| DO THIS |
Report how many lines of these entries hold the string "Automobiles"; reply with the number alone.

Items from a figure collection:
= = = = = = =

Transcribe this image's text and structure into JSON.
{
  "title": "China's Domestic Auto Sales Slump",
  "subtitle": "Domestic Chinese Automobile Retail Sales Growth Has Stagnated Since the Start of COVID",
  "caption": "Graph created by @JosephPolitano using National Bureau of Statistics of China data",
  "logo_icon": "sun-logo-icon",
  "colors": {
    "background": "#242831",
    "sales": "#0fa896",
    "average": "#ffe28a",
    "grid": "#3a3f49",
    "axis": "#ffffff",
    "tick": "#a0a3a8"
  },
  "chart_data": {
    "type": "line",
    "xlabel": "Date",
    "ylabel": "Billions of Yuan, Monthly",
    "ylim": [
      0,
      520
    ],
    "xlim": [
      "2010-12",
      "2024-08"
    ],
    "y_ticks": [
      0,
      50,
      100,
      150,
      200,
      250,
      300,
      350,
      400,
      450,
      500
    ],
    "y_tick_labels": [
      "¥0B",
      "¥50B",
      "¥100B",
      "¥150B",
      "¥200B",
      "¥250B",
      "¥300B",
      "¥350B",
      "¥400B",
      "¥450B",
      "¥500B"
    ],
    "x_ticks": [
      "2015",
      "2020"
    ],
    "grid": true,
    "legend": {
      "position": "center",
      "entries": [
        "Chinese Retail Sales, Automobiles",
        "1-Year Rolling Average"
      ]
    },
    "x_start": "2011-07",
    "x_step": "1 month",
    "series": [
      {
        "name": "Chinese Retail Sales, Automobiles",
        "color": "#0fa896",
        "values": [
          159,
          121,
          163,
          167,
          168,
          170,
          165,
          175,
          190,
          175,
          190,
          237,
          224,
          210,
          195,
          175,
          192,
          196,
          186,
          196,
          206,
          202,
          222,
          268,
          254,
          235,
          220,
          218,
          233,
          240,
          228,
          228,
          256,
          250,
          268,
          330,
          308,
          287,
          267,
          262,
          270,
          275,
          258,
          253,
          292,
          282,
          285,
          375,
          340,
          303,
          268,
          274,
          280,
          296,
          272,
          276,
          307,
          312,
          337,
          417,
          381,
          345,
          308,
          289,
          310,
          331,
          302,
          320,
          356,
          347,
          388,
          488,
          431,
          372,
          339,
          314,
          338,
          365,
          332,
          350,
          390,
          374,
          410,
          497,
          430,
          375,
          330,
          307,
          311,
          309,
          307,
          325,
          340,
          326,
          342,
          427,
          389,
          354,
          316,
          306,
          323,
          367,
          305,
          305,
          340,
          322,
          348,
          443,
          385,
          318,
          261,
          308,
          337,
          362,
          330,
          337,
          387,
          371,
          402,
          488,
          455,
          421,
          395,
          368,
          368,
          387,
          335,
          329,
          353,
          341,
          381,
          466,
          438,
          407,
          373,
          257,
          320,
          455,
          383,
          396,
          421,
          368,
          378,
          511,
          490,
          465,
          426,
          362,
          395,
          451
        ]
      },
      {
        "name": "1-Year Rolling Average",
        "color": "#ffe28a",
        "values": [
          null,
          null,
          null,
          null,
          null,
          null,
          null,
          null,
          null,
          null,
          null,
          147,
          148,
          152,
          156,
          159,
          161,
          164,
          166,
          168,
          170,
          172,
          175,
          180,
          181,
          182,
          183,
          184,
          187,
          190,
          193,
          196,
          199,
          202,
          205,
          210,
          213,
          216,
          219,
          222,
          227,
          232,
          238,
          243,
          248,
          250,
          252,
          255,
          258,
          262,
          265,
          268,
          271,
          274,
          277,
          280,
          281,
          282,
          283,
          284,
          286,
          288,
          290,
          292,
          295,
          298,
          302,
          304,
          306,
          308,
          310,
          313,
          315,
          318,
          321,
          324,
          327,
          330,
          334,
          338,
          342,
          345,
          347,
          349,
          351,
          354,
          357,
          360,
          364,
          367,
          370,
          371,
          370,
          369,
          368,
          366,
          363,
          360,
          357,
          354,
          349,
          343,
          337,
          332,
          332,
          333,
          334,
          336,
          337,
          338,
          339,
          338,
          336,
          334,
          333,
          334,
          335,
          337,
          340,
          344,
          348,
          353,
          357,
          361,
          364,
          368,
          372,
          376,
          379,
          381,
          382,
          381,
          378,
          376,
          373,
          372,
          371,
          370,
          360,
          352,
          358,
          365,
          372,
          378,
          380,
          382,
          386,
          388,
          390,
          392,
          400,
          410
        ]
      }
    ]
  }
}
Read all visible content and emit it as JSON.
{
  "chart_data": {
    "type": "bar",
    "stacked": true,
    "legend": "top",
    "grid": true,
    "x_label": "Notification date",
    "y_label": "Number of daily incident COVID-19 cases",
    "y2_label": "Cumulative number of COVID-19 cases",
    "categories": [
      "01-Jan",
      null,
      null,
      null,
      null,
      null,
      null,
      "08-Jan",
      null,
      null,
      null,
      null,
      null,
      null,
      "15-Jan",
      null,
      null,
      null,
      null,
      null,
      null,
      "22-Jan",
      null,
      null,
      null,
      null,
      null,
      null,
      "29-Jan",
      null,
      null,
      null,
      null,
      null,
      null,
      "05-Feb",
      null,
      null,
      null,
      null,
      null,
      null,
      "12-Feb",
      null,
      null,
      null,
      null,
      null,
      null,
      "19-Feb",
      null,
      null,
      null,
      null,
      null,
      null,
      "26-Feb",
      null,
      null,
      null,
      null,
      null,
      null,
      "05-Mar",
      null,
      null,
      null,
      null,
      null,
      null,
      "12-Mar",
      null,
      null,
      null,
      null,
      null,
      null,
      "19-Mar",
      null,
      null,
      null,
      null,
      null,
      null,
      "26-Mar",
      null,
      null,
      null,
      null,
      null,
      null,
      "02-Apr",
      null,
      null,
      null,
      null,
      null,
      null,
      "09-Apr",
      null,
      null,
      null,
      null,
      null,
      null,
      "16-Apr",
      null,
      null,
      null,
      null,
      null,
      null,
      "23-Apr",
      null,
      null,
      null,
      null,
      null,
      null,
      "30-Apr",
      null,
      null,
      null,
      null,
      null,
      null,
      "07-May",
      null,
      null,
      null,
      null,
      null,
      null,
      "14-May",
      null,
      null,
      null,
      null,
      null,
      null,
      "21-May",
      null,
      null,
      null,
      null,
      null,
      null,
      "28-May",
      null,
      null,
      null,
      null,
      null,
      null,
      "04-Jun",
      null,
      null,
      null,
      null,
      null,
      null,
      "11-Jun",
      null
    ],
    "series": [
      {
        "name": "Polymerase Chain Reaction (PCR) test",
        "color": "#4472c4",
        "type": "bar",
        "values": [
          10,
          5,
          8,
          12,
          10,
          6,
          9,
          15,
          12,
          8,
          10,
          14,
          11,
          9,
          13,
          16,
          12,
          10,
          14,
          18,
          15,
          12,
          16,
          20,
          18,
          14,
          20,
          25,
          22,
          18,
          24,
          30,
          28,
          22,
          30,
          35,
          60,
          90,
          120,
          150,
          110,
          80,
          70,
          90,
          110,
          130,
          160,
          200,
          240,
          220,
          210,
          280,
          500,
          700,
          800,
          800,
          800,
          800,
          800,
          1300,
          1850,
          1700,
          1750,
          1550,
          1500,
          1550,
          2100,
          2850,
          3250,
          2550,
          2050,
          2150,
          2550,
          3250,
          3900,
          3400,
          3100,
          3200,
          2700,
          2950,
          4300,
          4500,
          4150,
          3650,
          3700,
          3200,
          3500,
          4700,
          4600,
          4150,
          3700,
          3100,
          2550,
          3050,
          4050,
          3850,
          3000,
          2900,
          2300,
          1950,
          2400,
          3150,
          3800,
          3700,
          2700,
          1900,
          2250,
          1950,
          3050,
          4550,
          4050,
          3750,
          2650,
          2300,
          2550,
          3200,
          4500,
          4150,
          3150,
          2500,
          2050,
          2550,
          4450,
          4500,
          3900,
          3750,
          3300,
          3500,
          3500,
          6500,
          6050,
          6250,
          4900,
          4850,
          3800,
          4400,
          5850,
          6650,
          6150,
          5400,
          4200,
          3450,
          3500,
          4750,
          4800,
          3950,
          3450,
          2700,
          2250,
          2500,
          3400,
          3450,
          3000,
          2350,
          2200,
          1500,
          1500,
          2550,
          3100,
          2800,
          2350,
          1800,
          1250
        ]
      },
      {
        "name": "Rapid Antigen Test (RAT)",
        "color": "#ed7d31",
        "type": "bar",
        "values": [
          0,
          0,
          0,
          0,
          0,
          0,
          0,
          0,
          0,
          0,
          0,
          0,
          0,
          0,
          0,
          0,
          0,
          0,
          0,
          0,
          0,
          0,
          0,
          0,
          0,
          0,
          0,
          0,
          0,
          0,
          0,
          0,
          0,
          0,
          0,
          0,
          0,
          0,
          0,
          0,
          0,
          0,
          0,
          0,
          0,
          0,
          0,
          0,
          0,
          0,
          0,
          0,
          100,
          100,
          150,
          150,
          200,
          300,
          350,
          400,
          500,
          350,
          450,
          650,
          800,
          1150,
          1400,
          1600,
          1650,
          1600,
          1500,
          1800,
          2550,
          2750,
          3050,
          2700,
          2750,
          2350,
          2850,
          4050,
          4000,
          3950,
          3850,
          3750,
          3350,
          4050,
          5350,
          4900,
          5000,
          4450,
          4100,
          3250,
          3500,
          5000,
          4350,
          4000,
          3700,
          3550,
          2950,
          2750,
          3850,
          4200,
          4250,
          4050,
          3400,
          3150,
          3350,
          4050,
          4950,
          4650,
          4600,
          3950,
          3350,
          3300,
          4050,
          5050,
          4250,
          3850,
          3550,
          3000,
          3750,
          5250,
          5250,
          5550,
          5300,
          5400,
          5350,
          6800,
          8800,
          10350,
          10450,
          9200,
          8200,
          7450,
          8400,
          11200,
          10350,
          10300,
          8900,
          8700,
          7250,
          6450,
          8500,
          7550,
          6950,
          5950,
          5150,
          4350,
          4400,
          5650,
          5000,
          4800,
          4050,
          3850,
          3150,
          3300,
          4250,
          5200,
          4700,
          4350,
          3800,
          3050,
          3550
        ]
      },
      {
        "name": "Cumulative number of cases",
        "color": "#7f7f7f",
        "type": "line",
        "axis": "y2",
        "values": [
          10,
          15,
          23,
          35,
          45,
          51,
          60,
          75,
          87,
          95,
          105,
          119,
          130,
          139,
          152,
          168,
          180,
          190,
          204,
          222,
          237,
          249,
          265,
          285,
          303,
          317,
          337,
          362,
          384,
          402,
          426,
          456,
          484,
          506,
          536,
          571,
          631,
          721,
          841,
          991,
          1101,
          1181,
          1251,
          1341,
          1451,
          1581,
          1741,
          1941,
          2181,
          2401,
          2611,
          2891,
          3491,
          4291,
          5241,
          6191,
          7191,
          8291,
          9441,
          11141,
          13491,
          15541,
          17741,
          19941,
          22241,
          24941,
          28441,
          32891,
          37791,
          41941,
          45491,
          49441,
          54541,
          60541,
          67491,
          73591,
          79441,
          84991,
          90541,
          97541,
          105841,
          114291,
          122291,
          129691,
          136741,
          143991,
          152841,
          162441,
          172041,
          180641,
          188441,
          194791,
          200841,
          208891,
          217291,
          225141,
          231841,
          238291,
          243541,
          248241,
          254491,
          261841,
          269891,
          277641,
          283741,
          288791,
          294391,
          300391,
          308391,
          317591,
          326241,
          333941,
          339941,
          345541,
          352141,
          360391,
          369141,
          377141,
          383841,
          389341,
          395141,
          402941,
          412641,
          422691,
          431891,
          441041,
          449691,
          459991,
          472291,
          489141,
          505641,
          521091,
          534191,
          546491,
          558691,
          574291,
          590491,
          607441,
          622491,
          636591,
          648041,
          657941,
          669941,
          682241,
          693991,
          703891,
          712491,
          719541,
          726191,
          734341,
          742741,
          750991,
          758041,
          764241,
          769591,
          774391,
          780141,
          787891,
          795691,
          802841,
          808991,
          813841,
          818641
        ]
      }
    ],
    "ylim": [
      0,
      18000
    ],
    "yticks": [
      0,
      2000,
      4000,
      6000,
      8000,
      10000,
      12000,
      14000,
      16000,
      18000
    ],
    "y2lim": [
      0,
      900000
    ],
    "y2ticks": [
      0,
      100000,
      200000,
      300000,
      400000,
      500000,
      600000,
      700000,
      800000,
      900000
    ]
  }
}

= = = = = = =

| THE RESPONSE |
2